(Collection entries)

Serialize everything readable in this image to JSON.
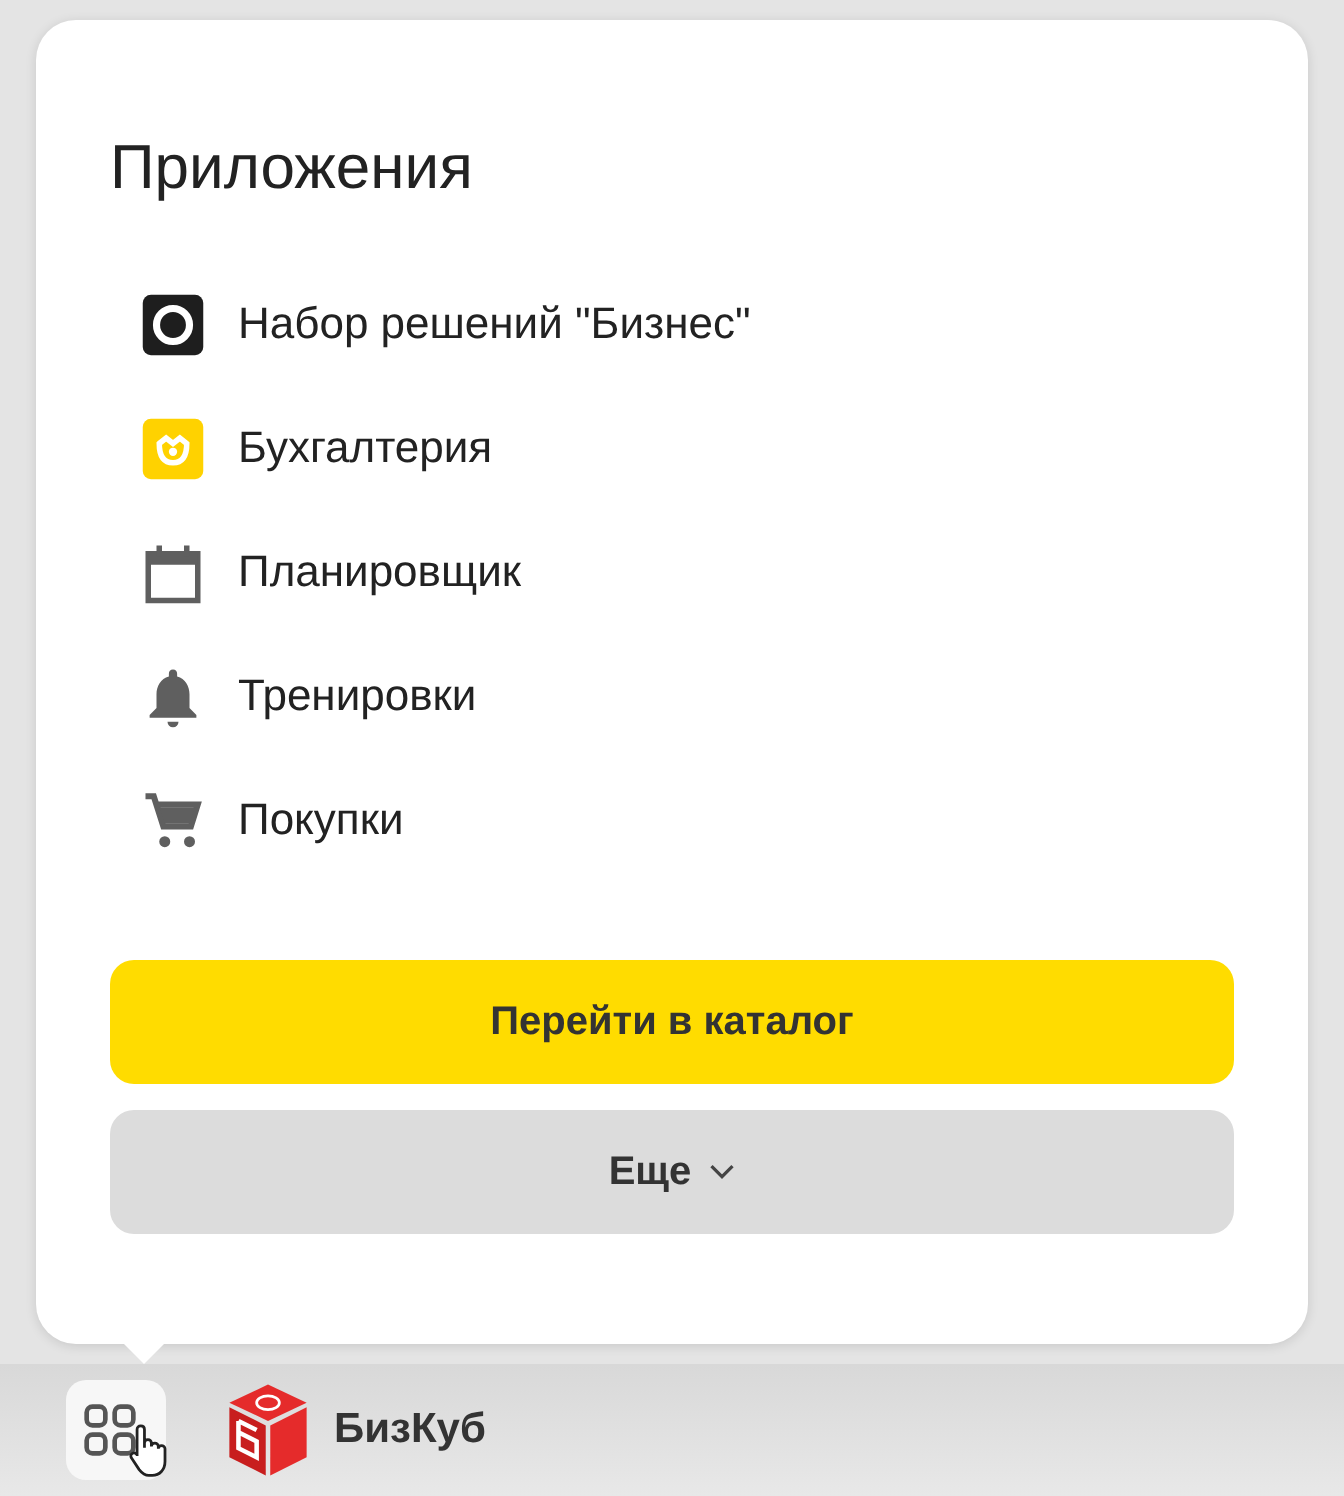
{
  "popup": {
    "title": "Приложения",
    "items": [
      {
        "label": "Набор решений \"Бизнес\"",
        "kind": "business"
      },
      {
        "label": "Бухгалтерия",
        "kind": "accounting"
      },
      {
        "label": "Планировщик",
        "kind": "calendar"
      },
      {
        "label": "Тренировки",
        "kind": "bell"
      },
      {
        "label": "Покупки",
        "kind": "cart"
      }
    ],
    "catalog_button": "Перейти в каталог",
    "more_button": "Еще"
  },
  "taskbar": {
    "app_name": "БизКуб"
  }
}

■ Your task ■
Leave out the pictures and restate everything else word for word.

■ Exercise response ■
Serialize everything readable in this image to JSON.
{
  "popup": {
    "title": "Приложения",
    "items": [
      {
        "label": "Набор решений \"Бизнес\"",
        "kind": "business"
      },
      {
        "label": "Бухгалтерия",
        "kind": "accounting"
      },
      {
        "label": "Планировщик",
        "kind": "calendar"
      },
      {
        "label": "Тренировки",
        "kind": "bell"
      },
      {
        "label": "Покупки",
        "kind": "cart"
      }
    ],
    "catalog_button": "Перейти в каталог",
    "more_button": "Еще"
  },
  "taskbar": {
    "app_name": "БизКуб"
  }
}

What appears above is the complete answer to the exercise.